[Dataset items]
****************

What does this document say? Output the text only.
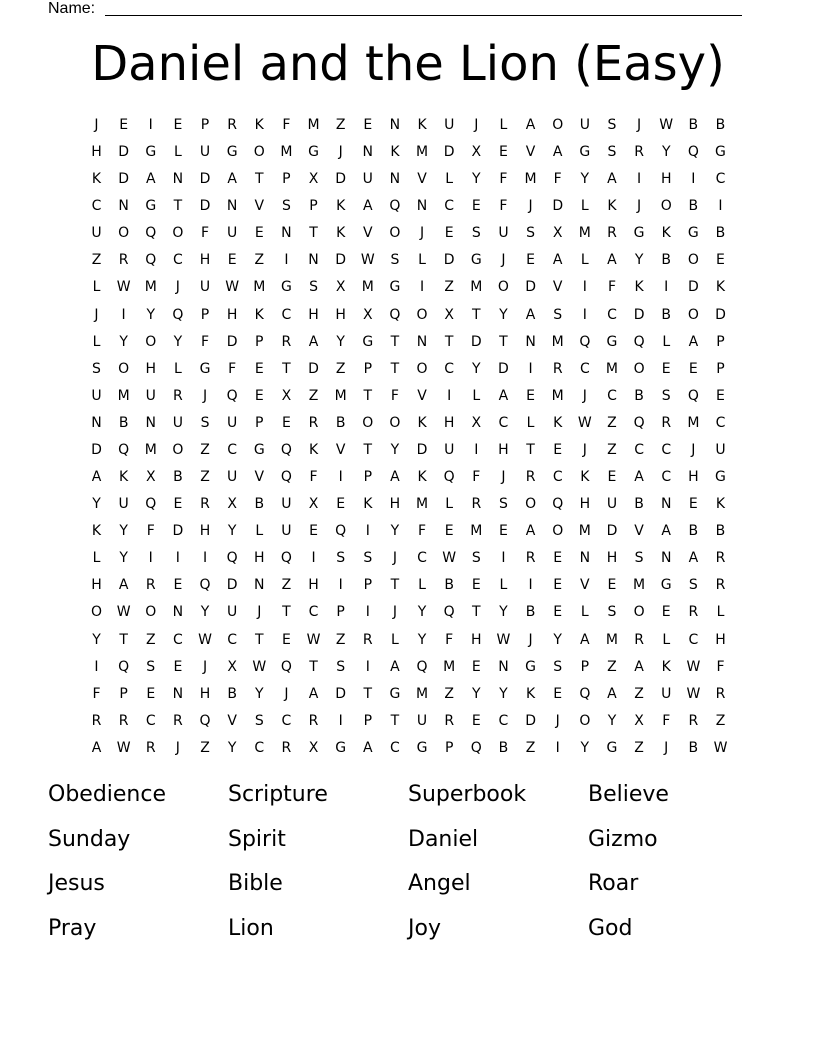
Name:
Daniel and the Lion (Easy)
J	E	I	E	P	R	K	F	M	Z	E	N	K	U	J	L	A	O	U	S	J	W	B	B
H	D	G	L	U	G	O	M	G	J	N	K	M	D	X	E	V	A	G	S	R	Y	Q	G
K	D	A	N	D	A	T	P	X	D	U	N	V	L	Y	F	M	F	Y	A	I	H	I	C
C	N	G	T	D	N	V	S	P	K	A	Q	N	C	E	F	J	D	L	K	J	O	B	I
U	O	Q	O	F	U	E	N	T	K	V	O	J	E	S	U	S	X	M	R	G	K	G	B
Z	R	Q	C	H	E	Z	I	N	D	W	S	L	D	G	J	E	A	L	A	Y	B	O	E
L	W	M	J	U	W	M	G	S	X	M	G	I	Z	M	O	D	V	I	F	K	I	D	K
J	I	Y	Q	P	H	K	C	H	H	X	Q	O	X	T	Y	A	S	I	C	D	B	O	D
L	Y	O	Y	F	D	P	R	A	Y	G	T	N	T	D	T	N	M	Q	G	Q	L	A	P
S	O	H	L	G	F	E	T	D	Z	P	T	O	C	Y	D	I	R	C	M	O	E	E	P
U	M	U	R	J	Q	E	X	Z	M	T	F	V	I	L	A	E	M	J	C	B	S	Q	E
N	B	N	U	S	U	P	E	R	B	O	O	K	H	X	C	L	K	W	Z	Q	R	M	C
D	Q	M	O	Z	C	G	Q	K	V	T	Y	D	U	I	H	T	E	J	Z	C	C	J	U
A	K	X	B	Z	U	V	Q	F	I	P	A	K	Q	F	J	R	C	K	E	A	C	H	G
Y	U	Q	E	R	X	B	U	X	E	K	H	M	L	R	S	O	Q	H	U	B	N	E	K
K	Y	F	D	H	Y	L	U	E	Q	I	Y	F	E	M	E	A	O	M	D	V	A	B	B
L	Y	I	I	I	Q	H	Q	I	S	S	J	C	W	S	I	R	E	N	H	S	N	A	R
H	A	R	E	Q	D	N	Z	H	I	P	T	L	B	E	L	I	E	V	E	M	G	S	R
O	W	O	N	Y	U	J	T	C	P	I	J	Y	Q	T	Y	B	E	L	S	O	E	R	L
Y	T	Z	C	W	C	T	E	W	Z	R	L	Y	F	H	W	J	Y	A	M	R	L	C	H
I	Q	S	E	J	X	W	Q	T	S	I	A	Q	M	E	N	G	S	P	Z	A	K	W	F
F	P	E	N	H	B	Y	J	A	D	T	G	M	Z	Y	Y	K	E	Q	A	Z	U	W	R
R	R	C	R	Q	V	S	C	R	I	P	T	U	R	E	C	D	J	O	Y	X	F	R	Z
A	W	R	J	Z	Y	C	R	X	G	A	C	G	P	Q	B	Z	I	Y	G	Z	J	B	W
Obedience	Scripture	Superbook	Believe
Sunday	Spirit	Daniel	Gizmo
Jesus	Bible	Angel	Roar
Pray	Lion	Joy	God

****************

§ Required task
Give every line above again exactly, with no pictures.

§ Solution
What does this document say? Output the text only.
Name:
Daniel and the Lion (Easy)
J	E	I	E	P	R	K	F	M	Z	E	N	K	U	J	L	A	O	U	S	J	W	B	B
H	D	G	L	U	G	O	M	G	J	N	K	M	D	X	E	V	A	G	S	R	Y	Q	G
K	D	A	N	D	A	T	P	X	D	U	N	V	L	Y	F	M	F	Y	A	I	H	I	C
C	N	G	T	D	N	V	S	P	K	A	Q	N	C	E	F	J	D	L	K	J	O	B	I
U	O	Q	O	F	U	E	N	T	K	V	O	J	E	S	U	S	X	M	R	G	K	G	B
Z	R	Q	C	H	E	Z	I	N	D	W	S	L	D	G	J	E	A	L	A	Y	B	O	E
L	W	M	J	U	W	M	G	S	X	M	G	I	Z	M	O	D	V	I	F	K	I	D	K
J	I	Y	Q	P	H	K	C	H	H	X	Q	O	X	T	Y	A	S	I	C	D	B	O	D
L	Y	O	Y	F	D	P	R	A	Y	G	T	N	T	D	T	N	M	Q	G	Q	L	A	P
S	O	H	L	G	F	E	T	D	Z	P	T	O	C	Y	D	I	R	C	M	O	E	E	P
U	M	U	R	J	Q	E	X	Z	M	T	F	V	I	L	A	E	M	J	C	B	S	Q	E
N	B	N	U	S	U	P	E	R	B	O	O	K	H	X	C	L	K	W	Z	Q	R	M	C
D	Q	M	O	Z	C	G	Q	K	V	T	Y	D	U	I	H	T	E	J	Z	C	C	J	U
A	K	X	B	Z	U	V	Q	F	I	P	A	K	Q	F	J	R	C	K	E	A	C	H	G
Y	U	Q	E	R	X	B	U	X	E	K	H	M	L	R	S	O	Q	H	U	B	N	E	K
K	Y	F	D	H	Y	L	U	E	Q	I	Y	F	E	M	E	A	O	M	D	V	A	B	B
L	Y	I	I	I	Q	H	Q	I	S	S	J	C	W	S	I	R	E	N	H	S	N	A	R
H	A	R	E	Q	D	N	Z	H	I	P	T	L	B	E	L	I	E	V	E	M	G	S	R
O	W	O	N	Y	U	J	T	C	P	I	J	Y	Q	T	Y	B	E	L	S	O	E	R	L
Y	T	Z	C	W	C	T	E	W	Z	R	L	Y	F	H	W	J	Y	A	M	R	L	C	H
I	Q	S	E	J	X	W	Q	T	S	I	A	Q	M	E	N	G	S	P	Z	A	K	W	F
F	P	E	N	H	B	Y	J	A	D	T	G	M	Z	Y	Y	K	E	Q	A	Z	U	W	R
R	R	C	R	Q	V	S	C	R	I	P	T	U	R	E	C	D	J	O	Y	X	F	R	Z
A	W	R	J	Z	Y	C	R	X	G	A	C	G	P	Q	B	Z	I	Y	G	Z	J	B	W
Obedience	Scripture	Superbook	Believe
Sunday	Spirit	Daniel	Gizmo
Jesus	Bible	Angel	Roar
Pray	Lion	Joy	God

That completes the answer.